==== GIVEN INFORMATION
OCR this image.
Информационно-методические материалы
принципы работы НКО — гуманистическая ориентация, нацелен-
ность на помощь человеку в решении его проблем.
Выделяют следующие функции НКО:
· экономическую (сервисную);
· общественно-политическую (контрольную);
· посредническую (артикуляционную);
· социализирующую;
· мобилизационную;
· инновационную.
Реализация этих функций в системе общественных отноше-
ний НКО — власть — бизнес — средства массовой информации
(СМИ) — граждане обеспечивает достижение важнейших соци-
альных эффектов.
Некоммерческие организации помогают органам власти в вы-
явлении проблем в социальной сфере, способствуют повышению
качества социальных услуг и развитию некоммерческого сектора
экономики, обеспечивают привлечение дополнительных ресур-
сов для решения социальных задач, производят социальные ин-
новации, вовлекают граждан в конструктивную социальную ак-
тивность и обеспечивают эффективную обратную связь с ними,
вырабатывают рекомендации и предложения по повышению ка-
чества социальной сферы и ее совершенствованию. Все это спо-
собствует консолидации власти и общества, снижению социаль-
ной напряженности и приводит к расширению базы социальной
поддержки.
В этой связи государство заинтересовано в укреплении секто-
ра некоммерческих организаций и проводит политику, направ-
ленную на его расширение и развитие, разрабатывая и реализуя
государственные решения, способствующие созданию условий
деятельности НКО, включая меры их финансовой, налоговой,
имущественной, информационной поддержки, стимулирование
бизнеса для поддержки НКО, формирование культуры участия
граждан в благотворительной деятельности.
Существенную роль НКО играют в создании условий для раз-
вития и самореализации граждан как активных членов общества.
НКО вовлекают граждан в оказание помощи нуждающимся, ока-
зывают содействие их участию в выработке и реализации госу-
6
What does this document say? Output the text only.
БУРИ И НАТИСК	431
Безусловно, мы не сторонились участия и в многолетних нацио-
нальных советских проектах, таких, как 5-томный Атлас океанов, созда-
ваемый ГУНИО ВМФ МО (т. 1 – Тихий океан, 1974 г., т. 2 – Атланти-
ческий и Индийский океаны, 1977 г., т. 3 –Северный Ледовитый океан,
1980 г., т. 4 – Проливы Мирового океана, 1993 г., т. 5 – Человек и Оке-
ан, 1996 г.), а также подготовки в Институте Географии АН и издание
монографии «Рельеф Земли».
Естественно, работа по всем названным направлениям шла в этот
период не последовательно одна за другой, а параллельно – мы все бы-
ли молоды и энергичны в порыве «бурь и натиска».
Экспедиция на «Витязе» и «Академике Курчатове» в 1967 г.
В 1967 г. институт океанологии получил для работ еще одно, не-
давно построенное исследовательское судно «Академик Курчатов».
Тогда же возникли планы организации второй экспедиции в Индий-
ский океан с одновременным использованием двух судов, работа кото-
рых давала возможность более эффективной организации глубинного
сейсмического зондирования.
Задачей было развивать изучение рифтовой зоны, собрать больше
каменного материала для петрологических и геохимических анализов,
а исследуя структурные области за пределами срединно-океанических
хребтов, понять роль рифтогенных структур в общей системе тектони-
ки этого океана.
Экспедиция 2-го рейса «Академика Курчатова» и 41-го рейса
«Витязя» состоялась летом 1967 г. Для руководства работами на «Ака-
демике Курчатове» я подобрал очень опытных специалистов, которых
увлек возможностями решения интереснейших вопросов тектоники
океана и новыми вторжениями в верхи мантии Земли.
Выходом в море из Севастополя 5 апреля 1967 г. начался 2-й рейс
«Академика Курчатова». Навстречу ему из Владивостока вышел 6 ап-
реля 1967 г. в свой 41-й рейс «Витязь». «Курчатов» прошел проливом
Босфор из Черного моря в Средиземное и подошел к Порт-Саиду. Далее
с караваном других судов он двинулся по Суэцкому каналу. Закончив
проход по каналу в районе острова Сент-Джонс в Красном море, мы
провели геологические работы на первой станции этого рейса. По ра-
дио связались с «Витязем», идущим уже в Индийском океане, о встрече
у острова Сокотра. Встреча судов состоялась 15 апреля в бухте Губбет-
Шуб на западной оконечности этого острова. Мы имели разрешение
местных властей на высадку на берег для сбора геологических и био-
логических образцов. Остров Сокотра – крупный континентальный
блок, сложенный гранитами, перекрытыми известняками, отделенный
========
_EXERCISE DESCRIPTION_
From the listing above, pick out each line where the word "вовлекают" appears.

_ANSWER TO THE EXERCISE_
новации, вовлекают граждан в конструктивную социальную ак-
НКО вовлекают граждан в оказание помощи нуждающимся, ока-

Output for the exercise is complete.